» **Records from a data collection**:

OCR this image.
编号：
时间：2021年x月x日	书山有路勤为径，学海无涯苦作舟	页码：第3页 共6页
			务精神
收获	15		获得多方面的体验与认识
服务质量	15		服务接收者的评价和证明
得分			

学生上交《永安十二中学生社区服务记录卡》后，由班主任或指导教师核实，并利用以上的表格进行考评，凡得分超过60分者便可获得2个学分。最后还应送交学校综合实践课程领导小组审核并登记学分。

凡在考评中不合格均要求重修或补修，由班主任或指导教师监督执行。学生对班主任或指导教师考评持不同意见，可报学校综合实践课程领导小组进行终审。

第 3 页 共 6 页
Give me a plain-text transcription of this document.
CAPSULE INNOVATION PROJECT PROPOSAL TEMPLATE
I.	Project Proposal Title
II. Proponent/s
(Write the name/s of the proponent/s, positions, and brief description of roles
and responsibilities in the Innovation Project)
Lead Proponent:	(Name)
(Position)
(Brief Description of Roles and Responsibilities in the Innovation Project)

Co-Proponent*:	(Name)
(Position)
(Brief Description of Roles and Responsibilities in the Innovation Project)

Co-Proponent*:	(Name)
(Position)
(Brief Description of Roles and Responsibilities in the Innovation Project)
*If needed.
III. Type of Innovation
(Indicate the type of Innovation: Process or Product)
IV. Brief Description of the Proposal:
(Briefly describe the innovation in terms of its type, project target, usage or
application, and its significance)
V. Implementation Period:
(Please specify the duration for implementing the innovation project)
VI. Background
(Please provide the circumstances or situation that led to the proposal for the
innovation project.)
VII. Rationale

» **SHORT EXERCISE**:
Give all the records again. Match them exactly.

» **ANSWER TO THIS EXERCISE**:
OCR this image.
编号：
时间：2021年x月x日	书山有路勤为径，学海无涯苦作舟	页码：第3页 共6页
			务精神
收获	15		获得多方面的体验与认识
服务质量	15		服务接收者的评价和证明
得分			

学生上交《永安十二中学生社区服务记录卡》后，由班主任或指导教师核实，并利用以上的表格进行考评，凡得分超过60分者便可获得2个学分。最后还应送交学校综合实践课程领导小组审核并登记学分。

凡在考评中不合格均要求重修或补修，由班主任或指导教师监督执行。学生对班主任或指导教师考评持不同意见，可报学校综合实践课程领导小组进行终审。

第 3 页 共 6 页
Give me a plain-text transcription of this document.
CAPSULE INNOVATION PROJECT PROPOSAL TEMPLATE
I.	Project Proposal Title
II. Proponent/s
(Write the name/s of the proponent/s, positions, and brief description of roles
and responsibilities in the Innovation Project)
Lead Proponent:	(Name)
(Position)
(Brief Description of Roles and Responsibilities in the Innovation Project)

Co-Proponent*:	(Name)
(Position)
(Brief Description of Roles and Responsibilities in the Innovation Project)

Co-Proponent*:	(Name)
(Position)
(Brief Description of Roles and Responsibilities in the Innovation Project)
*If needed.
III. Type of Innovation
(Indicate the type of Innovation: Process or Product)
IV. Brief Description of the Proposal:
(Briefly describe the innovation in terms of its type, project target, usage or
application, and its significance)
V. Implementation Period:
(Please specify the duration for implementing the innovation project)
VI. Background
(Please provide the circumstances or situation that led to the proposal for the
innovation project.)
VII. Rationale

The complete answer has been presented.